■ ページ本文:
説明

天然および再生可能な原料をベースとする潤滑剤組成物

本発明は、改質された、天然および再生可能な原料をベースとする潤滑剤組成物であって、その粘度を適用に応じて調整可能な潤滑剤組成物に関する。特に本発明は、生分解性の潤滑剤組成物に関する。

【発明の詳細な説明】
【技術分野】
【0001】
本発明は、改質された天然および再生可能な原料をベースとする潤滑剤組成物であって、その粘度が適用に応じて調整可能である潤滑剤組成物に関する。特に本発明は、生分解性の潤滑剤組成物に関する。
【0002】
DE10329761A1から、天然および再生可能な油をイオン化放射線により改質することが公知である。その際、イオン化放射線の作用は複数の作用時間に区切って行われるが、これらの処理工程の間に、そのつど静止時間が存在する。この改質反応は開始剤、たとえば化学的な触媒添加物、化学的な錯化合物および/または有機促進剤を添加して行われる。さらに、イオン化放射線により処理すべき油の改質の程度は、供給、温度、線量により、酸素により、ならびに開始剤または防止剤の作用により影響を与えられる。しかし公知の改質法における欠点は、大工業的な規模では実施することができず、通常は不完全な再現性の結果につながることである。
【0003】
たとえばUS4327030Aは、トリグリセリドベースの天然油を改質する方法を記載しており、この場合、該天然油を100〜200℃の温度で過酸化物と反応させる。重合されたポリ不飽和脂肪酸エステルを残留している残留物中で分離し、廃棄する。この方法は、リノール酸の含有率を低減させてオレイン酸の含有率を高めるために役立つ。こうして高いオレイン酸割合を有する油が得られる。
【0004】
さらに、植物油の天然酸化が記載されている。原則として、天然のトリグリセリドの良好な潤滑特性が記載されている。しかしこれは著しく制限されている。というのも、これらの油は、その高い二重結合割合に基づいて酸化傾向が著しく、従ってその適用分野が著しく限定されているからである。さらに酸化残留物は、摩耗による部材、たとえばころ軸受けの損傷につながる。
【0005】
これらの油の酸化安定性を改善するために、油にフェノール性および芳香族のアミン酸化防止剤を添加するか、または油溶性の銅化合物を添加することが提案された。
【0006】
石油の鉱油成分は潤滑剤組成物を製造するためのベース材料として依然として使用されているが、石油はますます欠乏していることによって、これらの鉱油成分を将来は再生可能な原料によって代えることができることが必要となるであろう。しかし、潤滑剤としての天然および再生可能な原料をベースとする天然油の使用は、その低い粘度のために、わずかな適用分野に限られている。

■ 抽出資料:
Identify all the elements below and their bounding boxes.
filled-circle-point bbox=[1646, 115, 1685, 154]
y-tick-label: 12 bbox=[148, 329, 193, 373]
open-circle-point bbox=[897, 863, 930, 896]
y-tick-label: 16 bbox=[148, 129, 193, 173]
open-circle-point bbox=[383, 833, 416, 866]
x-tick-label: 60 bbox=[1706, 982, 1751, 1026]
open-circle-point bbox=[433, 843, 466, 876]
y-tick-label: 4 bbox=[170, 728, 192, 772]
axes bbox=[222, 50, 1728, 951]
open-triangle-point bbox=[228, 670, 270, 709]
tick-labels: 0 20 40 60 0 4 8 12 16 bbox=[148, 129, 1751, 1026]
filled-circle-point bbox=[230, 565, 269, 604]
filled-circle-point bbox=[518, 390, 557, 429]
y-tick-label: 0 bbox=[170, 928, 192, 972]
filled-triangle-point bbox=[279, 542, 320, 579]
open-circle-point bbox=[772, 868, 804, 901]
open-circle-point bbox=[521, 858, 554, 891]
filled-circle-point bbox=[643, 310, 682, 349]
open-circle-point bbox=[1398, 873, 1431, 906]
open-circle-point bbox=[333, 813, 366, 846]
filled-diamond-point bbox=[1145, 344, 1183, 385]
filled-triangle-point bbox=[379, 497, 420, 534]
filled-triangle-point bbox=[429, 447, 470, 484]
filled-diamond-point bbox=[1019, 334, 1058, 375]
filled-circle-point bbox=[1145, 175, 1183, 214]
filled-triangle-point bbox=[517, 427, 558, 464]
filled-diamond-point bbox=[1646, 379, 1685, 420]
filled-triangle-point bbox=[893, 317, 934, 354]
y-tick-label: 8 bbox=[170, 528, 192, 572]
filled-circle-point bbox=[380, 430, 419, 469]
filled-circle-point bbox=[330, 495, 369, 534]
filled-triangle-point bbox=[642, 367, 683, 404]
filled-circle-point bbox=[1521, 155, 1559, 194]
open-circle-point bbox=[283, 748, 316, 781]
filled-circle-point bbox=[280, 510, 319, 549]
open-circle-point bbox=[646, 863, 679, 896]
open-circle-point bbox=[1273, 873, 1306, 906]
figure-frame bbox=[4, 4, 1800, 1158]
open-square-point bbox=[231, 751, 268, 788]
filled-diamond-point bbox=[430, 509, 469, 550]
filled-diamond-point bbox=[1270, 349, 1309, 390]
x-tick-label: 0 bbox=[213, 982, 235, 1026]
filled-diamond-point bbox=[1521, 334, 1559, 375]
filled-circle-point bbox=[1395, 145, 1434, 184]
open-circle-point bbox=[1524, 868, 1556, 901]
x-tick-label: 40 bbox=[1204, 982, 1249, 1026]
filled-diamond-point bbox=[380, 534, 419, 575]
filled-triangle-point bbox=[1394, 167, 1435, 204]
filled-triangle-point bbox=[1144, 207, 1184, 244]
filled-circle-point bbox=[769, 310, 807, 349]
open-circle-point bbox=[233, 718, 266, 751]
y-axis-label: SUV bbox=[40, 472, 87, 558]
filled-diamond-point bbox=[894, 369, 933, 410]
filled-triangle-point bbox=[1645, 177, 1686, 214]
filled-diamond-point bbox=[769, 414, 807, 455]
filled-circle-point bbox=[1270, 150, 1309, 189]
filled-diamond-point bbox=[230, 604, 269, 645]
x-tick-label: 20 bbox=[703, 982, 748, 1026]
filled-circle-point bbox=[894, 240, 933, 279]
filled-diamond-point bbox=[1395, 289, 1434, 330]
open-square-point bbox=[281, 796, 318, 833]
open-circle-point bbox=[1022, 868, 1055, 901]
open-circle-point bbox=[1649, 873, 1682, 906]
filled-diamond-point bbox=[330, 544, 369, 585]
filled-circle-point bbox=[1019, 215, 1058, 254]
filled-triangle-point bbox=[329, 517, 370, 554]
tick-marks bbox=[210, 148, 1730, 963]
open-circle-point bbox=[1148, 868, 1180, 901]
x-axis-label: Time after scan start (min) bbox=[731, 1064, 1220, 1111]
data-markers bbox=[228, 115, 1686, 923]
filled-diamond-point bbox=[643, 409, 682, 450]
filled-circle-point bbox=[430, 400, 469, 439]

■ 実施課題:
1. エントリの最初の行から「filled-triangle-point bbox=[893, 317, 934, 354]」を含む行までを、両端の行も含めて一字一句そのまま出力してください。
2. 潤滑剤組成物に関する本文を、最後の文の後から書き継いでください。
潤滑剤組成物に関する本文とエントリは、互いに関連がありません。

■ 回答:
1.
Identify all the elements below and their bounding boxes.
filled-circle-point bbox=[1646, 115, 1685, 154]
y-tick-label: 12 bbox=[148, 329, 193, 373]
open-circle-point bbox=[897, 863, 930, 896]
y-tick-label: 16 bbox=[148, 129, 193, 173]
open-circle-point bbox=[383, 833, 416, 866]
x-tick-label: 60 bbox=[1706, 982, 1751, 1026]
open-circle-point bbox=[433, 843, 466, 876]
y-tick-label: 4 bbox=[170, 728, 192, 772]
axes bbox=[222, 50, 1728, 951]
open-triangle-point bbox=[228, 670, 270, 709]
tick-labels: 0 20 40 60 0 4 8 12 16 bbox=[148, 129, 1751, 1026]
filled-circle-point bbox=[230, 565, 269, 604]
filled-circle-point bbox=[518, 390, 557, 429]
y-tick-label: 0 bbox=[170, 928, 192, 972]
filled-triangle-point bbox=[279, 542, 320, 579]
open-circle-point bbox=[772, 868, 804, 901]
open-circle-point bbox=[521, 858, 554, 891]
filled-circle-point bbox=[643, 310, 682, 349]
open-circle-point bbox=[1398, 873, 1431, 906]
open-circle-point bbox=[333, 813, 366, 846]
filled-diamond-point bbox=[1145, 344, 1183, 385]
filled-triangle-point bbox=[379, 497, 420, 534]
filled-triangle-point bbox=[429, 447, 470, 484]
filled-diamond-point bbox=[1019, 334, 1058, 375]
filled-circle-point bbox=[1145, 175, 1183, 214]
filled-triangle-point bbox=[517, 427, 558, 464]
filled-diamond-point bbox=[1646, 379, 1685, 420]
filled-triangle-point bbox=[893, 317, 934, 354]

2.
【0007】
本発明の課題は、トリグリセリドを基礎とする天然の再生可能な油ベースの潤滑剤組成物であって、その粘度が所望の適用に応じて調整可能である潤滑剤組成物を提供することである。本発明のもう1つの課題は、改質された天然油を含有し、高温および低温の温度範囲での極端な温度において良好な摩擦学的特性および酸化に対する良好な安定性を有する潤滑剤組成物を提供することである。
【0008】
前記課題は、トリグリセリドベースの天然油を過酸化物と反応させ、ラジカル付加反応により脂肪酸の不飽和割合を相互に結合させる潤滑剤組成物により解決される。この反応により改質された油の粘度は変化する。粘度は過酸化物/油の比率に依存して、所望の値まで調整することができ、ひいてはそのつどの適用の要求に応じて調整することができる。改質される油の粘度に応じて、潤滑剤組成物は000.00のNLGIクラスの液状グリースとして、および集中注油システムとして、およびギヤ潤滑の枠内で、ならびに滑り軸受け、ころ軸受けおよび水ポンプにおける1〜4のNGLIクラスのいわゆるソフトグリースとして、または5〜6のNLGIクラスのいわゆるハードグリースとして、ガスケットまたはブリケットグリースとして使用することができる。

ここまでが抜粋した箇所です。